Please write out the listing word for word, starting at its first line and ending at the line containing "Bar bbox=[766, 687, 798, 709]", with both of those lines included.

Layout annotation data
----

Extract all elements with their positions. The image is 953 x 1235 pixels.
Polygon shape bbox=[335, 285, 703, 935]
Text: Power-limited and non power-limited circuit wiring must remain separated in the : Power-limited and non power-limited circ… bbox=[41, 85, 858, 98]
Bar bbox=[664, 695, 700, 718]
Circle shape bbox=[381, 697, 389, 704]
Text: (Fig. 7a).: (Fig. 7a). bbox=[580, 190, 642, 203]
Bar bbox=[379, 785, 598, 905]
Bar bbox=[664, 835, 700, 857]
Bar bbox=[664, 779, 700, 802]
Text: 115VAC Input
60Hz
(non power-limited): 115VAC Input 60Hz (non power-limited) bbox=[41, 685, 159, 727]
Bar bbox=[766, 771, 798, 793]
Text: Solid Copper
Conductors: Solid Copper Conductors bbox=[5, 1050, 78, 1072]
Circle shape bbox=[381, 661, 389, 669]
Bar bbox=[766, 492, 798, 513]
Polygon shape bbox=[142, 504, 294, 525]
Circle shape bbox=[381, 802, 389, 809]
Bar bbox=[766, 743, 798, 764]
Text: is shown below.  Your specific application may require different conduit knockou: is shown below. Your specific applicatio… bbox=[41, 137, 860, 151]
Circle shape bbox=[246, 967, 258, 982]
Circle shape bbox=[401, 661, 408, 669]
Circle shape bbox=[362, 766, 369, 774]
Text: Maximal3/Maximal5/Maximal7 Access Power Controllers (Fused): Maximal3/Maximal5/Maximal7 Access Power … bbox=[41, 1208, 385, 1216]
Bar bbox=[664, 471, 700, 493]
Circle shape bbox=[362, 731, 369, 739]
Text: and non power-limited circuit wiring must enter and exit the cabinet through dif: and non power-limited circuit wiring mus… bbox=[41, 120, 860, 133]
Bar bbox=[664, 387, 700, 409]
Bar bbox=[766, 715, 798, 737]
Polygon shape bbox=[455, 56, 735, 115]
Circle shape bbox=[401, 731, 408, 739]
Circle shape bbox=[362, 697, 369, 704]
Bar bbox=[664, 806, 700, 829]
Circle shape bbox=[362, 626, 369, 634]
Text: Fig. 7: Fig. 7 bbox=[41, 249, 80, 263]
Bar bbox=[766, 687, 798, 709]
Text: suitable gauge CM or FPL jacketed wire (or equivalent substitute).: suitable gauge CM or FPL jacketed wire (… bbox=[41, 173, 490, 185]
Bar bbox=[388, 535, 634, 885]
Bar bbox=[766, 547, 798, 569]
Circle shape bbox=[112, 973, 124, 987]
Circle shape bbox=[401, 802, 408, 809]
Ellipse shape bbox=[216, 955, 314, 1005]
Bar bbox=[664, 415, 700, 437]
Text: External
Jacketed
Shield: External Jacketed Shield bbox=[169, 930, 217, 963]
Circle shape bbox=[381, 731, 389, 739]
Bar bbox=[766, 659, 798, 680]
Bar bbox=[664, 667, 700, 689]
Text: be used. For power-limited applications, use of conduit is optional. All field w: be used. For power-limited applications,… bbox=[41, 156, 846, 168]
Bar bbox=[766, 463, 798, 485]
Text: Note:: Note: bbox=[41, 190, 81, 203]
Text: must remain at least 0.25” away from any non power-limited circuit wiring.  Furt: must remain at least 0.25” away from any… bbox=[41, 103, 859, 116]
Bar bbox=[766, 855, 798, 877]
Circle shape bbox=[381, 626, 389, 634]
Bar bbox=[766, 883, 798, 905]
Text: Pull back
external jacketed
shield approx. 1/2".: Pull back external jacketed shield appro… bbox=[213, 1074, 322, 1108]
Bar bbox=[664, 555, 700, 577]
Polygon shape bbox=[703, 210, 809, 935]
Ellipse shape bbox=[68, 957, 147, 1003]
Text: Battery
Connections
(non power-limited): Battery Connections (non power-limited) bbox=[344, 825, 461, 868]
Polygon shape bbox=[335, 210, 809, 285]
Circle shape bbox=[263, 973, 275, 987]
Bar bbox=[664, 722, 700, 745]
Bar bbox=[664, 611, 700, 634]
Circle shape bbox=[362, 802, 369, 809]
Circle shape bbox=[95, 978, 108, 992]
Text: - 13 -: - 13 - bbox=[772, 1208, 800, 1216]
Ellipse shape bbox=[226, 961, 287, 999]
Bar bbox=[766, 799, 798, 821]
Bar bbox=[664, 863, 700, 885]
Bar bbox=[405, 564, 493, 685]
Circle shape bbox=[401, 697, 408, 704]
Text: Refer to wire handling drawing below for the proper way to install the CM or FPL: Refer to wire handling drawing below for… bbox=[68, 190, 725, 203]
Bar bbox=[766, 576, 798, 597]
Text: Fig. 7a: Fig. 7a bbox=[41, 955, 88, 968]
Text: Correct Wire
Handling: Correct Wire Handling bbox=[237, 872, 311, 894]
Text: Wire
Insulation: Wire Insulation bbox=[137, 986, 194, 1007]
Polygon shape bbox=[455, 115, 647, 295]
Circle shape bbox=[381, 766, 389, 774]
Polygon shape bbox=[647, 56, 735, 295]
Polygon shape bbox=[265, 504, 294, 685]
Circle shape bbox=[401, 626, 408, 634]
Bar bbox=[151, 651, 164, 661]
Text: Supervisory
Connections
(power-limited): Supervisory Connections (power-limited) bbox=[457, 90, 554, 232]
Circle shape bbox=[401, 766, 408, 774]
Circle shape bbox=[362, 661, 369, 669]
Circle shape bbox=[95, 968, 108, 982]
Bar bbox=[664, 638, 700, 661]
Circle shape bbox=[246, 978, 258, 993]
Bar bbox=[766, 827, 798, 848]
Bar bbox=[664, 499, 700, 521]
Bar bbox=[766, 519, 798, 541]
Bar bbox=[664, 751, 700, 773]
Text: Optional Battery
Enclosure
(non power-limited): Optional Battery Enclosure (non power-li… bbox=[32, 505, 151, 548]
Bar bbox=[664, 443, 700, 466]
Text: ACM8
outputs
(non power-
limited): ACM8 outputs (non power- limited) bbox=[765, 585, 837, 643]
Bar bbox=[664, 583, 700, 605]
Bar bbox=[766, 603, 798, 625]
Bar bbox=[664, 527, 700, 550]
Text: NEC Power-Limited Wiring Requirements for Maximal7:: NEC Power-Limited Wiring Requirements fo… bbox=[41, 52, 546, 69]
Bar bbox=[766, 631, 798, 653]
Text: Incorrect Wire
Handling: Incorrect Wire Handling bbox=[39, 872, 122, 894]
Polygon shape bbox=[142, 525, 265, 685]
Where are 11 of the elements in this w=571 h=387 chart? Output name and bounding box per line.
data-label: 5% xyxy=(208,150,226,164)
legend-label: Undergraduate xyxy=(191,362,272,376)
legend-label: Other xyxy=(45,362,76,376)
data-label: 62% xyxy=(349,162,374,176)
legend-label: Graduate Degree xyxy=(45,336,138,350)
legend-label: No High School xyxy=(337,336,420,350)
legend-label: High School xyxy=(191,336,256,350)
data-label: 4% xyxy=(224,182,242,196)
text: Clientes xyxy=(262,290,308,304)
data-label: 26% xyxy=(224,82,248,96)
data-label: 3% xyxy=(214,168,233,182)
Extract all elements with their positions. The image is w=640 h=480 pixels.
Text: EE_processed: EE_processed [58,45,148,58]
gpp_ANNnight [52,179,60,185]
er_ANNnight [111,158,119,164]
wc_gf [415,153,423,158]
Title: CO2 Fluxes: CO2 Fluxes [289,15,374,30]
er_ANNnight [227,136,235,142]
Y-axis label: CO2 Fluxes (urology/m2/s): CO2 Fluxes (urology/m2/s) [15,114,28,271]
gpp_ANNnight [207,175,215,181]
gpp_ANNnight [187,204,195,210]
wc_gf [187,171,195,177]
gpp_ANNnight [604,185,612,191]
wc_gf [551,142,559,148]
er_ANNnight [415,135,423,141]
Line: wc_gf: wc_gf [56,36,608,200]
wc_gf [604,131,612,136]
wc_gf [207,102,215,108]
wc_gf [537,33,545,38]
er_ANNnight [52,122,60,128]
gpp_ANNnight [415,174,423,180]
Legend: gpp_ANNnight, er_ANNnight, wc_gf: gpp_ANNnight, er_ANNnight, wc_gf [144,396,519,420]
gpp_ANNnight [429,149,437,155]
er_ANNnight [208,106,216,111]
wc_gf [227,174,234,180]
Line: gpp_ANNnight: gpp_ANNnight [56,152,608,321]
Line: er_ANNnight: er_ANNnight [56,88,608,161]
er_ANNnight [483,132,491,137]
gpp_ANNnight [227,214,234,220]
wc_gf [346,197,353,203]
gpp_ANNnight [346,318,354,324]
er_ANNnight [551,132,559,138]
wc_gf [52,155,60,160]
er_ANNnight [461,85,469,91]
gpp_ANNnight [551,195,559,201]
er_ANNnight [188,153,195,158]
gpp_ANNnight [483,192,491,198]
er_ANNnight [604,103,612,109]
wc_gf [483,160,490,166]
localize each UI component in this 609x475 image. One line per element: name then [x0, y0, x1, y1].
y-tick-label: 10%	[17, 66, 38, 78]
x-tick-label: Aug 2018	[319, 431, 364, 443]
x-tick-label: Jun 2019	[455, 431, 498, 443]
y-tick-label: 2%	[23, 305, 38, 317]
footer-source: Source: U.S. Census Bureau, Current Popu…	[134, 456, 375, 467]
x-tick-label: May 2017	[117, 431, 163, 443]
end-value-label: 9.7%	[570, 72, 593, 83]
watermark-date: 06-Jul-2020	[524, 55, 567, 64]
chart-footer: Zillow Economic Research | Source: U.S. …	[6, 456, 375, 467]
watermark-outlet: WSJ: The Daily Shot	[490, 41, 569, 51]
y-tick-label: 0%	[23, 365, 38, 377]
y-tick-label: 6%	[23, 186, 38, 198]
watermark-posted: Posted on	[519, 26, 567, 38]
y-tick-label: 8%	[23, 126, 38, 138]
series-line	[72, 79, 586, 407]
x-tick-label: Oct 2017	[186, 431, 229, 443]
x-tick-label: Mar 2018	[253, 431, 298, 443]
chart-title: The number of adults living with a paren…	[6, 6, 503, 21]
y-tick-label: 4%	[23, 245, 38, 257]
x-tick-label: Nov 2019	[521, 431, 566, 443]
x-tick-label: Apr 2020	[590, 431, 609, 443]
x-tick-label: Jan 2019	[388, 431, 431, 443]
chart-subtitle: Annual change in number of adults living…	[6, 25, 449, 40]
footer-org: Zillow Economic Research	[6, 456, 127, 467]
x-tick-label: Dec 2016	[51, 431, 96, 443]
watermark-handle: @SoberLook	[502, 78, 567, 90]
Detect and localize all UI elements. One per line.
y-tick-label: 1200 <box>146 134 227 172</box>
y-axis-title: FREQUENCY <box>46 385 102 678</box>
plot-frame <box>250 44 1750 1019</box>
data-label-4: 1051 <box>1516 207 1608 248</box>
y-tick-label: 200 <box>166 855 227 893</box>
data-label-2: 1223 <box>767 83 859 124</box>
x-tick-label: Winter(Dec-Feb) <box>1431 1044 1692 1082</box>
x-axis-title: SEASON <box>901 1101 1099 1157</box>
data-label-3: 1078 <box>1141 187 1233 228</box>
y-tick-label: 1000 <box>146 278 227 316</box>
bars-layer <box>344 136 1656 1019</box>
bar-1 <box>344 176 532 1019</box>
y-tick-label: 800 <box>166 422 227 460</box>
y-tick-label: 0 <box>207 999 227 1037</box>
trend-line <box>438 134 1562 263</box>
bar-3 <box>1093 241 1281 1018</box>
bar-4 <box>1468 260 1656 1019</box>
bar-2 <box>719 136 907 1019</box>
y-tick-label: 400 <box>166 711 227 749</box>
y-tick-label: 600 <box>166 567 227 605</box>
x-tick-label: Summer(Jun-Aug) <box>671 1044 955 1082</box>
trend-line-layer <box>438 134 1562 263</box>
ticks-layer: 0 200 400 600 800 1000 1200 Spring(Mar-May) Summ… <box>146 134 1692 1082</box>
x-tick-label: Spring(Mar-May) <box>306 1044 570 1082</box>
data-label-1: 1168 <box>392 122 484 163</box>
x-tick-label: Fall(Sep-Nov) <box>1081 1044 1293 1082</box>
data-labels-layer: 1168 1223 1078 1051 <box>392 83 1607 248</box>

----

Exercise answer:
Extract all elements with their positions. The image is 953 x 1235 pixels.
Polygon shape bbox=[335, 285, 703, 935]
Text: Power-limited and non power-limited circuit wiring must remain separated in the : Power-limited and non power-limited circ… bbox=[41, 85, 858, 98]
Bar bbox=[664, 695, 700, 718]
Circle shape bbox=[381, 697, 389, 704]
Text: (Fig. 7a).: (Fig. 7a). bbox=[580, 190, 642, 203]
Bar bbox=[379, 785, 598, 905]
Bar bbox=[664, 835, 700, 857]
Bar bbox=[664, 779, 700, 802]
Text: 115VAC Input
60Hz
(non power-limited): 115VAC Input 60Hz (non power-limited) bbox=[41, 685, 159, 727]
Bar bbox=[766, 771, 798, 793]
Text: Solid Copper
Conductors: Solid Copper Conductors bbox=[5, 1050, 78, 1072]
Circle shape bbox=[381, 661, 389, 669]
Bar bbox=[766, 492, 798, 513]
Polygon shape bbox=[142, 504, 294, 525]
Circle shape bbox=[381, 802, 389, 809]
Bar bbox=[766, 743, 798, 764]
Text: is shown below.  Your specific application may require different conduit knockou: is shown below. Your specific applicatio… bbox=[41, 137, 860, 151]
Circle shape bbox=[246, 967, 258, 982]
Circle shape bbox=[401, 661, 408, 669]
Circle shape bbox=[362, 766, 369, 774]
Text: Maximal3/Maximal5/Maximal7 Access Power Controllers (Fused): Maximal3/Maximal5/Maximal7 Access Power … bbox=[41, 1208, 385, 1216]
Bar bbox=[664, 471, 700, 493]
Circle shape bbox=[362, 731, 369, 739]
Text: and non power-limited circuit wiring must enter and exit the cabinet through dif: and non power-limited circuit wiring mus… bbox=[41, 120, 860, 133]
Bar bbox=[664, 387, 700, 409]
Bar bbox=[766, 715, 798, 737]
Polygon shape bbox=[455, 56, 735, 115]
Circle shape bbox=[401, 731, 408, 739]
Circle shape bbox=[362, 697, 369, 704]
Bar bbox=[664, 806, 700, 829]
Circle shape bbox=[362, 626, 369, 634]
Text: Fig. 7: Fig. 7 bbox=[41, 249, 80, 263]
Bar bbox=[766, 687, 798, 709]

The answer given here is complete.